> [Extrait du document]:
• • • • • • •

Si Antigone est présente tout au long du roman, c’est sous les traits de l’héroïne, jeune fille qui quitte l’enfance bien plus violemment qu’elle n’aurait voulu. Elle réside dans le Suspend, village caché au sein des arbres, où cohabitent trois générations. Dans un si petit espace, la survie nécessite des règles strictes. Les rituels marquent le temps, justifient les actions, confortent les rôles de chacun. Le texte sacré n’est pas la Bible, le Coran ni la Torah, mais Antigone de Sophocle. Tous les habitants apprennent cette pièce par cœur (l’écrit a disparu, ou presque), s’en transmettent les vers et en récitent des passages à tout propos. Elle ponctue les conversations, clôt les discussions, unit le groupe à l’instar de la peur d’un ennemi cruel, implacable, qui guette au sol. Interdiction formelle de descendre, sauf pour les chasseurs, et encore, le moins fréquemment possible, tant le danger est grand. Anne Dersbrevik rôde et la liste de ses victimes s’allonge.

• • • • • • •

> [Extraits de données]:
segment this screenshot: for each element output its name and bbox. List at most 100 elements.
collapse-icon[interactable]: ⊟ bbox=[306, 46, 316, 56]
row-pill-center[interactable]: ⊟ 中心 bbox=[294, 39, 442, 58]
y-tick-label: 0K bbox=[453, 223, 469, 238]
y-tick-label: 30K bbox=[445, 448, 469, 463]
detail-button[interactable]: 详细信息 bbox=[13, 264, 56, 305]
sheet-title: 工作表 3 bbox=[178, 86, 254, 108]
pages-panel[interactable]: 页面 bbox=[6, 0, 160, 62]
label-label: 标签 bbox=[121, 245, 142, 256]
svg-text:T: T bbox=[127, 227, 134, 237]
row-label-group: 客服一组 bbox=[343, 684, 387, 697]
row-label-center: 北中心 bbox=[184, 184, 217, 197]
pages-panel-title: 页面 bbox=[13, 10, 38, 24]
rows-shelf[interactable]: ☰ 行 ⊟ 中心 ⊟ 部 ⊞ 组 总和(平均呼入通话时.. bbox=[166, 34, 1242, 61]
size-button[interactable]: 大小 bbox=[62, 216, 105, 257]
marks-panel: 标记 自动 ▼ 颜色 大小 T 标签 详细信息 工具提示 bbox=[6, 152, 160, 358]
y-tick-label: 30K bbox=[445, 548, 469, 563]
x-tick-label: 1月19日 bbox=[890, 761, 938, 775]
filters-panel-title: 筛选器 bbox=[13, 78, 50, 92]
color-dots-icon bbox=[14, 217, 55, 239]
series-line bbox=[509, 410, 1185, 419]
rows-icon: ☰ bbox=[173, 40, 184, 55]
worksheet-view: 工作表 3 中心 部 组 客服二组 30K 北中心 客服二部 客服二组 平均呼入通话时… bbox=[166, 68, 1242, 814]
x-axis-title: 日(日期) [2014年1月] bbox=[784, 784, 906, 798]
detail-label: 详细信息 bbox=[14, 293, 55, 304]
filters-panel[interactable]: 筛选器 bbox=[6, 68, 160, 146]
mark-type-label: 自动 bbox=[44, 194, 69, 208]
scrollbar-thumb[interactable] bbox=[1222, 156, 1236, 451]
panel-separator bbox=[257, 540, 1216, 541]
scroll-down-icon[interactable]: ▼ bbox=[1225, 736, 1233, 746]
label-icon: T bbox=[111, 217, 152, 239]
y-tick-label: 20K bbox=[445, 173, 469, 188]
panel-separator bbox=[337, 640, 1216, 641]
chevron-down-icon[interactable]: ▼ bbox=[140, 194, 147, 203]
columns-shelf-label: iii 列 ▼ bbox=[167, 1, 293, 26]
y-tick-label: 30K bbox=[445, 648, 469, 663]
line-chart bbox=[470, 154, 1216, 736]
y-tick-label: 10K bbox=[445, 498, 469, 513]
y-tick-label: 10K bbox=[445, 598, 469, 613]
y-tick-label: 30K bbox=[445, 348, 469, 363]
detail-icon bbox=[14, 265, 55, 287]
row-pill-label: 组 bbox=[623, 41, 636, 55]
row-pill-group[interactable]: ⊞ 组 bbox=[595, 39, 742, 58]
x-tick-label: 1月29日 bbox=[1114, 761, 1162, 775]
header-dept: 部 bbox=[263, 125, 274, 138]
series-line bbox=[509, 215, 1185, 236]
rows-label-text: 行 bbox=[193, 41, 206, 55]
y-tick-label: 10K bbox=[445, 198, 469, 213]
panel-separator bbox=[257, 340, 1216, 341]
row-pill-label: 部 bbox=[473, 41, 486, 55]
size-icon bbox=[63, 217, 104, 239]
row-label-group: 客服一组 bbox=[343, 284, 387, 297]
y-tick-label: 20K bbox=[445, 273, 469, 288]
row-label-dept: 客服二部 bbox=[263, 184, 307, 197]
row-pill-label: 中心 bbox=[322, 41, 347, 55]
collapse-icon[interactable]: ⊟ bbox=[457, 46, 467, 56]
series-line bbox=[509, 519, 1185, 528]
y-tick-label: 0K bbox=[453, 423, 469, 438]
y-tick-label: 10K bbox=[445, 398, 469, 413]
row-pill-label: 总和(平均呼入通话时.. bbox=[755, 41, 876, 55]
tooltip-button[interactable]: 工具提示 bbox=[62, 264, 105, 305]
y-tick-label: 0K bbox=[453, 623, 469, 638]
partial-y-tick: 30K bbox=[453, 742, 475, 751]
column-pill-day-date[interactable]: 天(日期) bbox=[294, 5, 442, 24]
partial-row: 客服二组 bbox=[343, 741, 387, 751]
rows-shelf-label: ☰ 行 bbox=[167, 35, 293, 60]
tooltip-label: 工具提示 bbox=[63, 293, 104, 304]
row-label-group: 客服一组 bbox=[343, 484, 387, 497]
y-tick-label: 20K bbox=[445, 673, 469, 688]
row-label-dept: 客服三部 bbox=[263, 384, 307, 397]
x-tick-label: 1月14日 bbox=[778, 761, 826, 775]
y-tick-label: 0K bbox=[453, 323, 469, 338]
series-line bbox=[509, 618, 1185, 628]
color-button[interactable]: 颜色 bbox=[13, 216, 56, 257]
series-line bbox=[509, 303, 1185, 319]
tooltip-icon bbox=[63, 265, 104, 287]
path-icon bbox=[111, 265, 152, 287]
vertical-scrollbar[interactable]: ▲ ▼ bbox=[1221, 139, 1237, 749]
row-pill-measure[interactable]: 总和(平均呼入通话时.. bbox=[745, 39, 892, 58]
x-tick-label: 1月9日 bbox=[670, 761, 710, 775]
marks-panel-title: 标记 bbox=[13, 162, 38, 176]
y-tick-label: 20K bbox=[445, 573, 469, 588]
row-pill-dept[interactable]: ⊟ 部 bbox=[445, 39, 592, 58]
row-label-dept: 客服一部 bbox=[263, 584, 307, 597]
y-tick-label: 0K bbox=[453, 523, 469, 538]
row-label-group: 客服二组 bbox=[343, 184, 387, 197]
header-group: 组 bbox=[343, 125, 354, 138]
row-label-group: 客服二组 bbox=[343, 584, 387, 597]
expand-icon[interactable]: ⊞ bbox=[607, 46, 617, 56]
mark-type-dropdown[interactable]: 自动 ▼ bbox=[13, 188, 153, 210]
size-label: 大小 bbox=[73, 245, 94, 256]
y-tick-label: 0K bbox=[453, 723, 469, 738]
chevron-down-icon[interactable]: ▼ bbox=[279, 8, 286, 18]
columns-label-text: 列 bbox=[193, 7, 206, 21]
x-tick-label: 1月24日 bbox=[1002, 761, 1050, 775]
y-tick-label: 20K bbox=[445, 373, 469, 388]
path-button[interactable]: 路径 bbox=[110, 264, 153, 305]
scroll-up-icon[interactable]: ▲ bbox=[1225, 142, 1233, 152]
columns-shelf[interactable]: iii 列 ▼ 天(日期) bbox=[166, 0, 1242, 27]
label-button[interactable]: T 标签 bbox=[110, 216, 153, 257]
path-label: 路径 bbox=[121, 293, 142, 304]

• • • • • • •

> [Défi]:
Dans l'extrait du document, quelle pièce tient lieu de texte sacré pour les habitants du Suspend ?

> [Exercice corrigé]:
Antigone de Sophocle.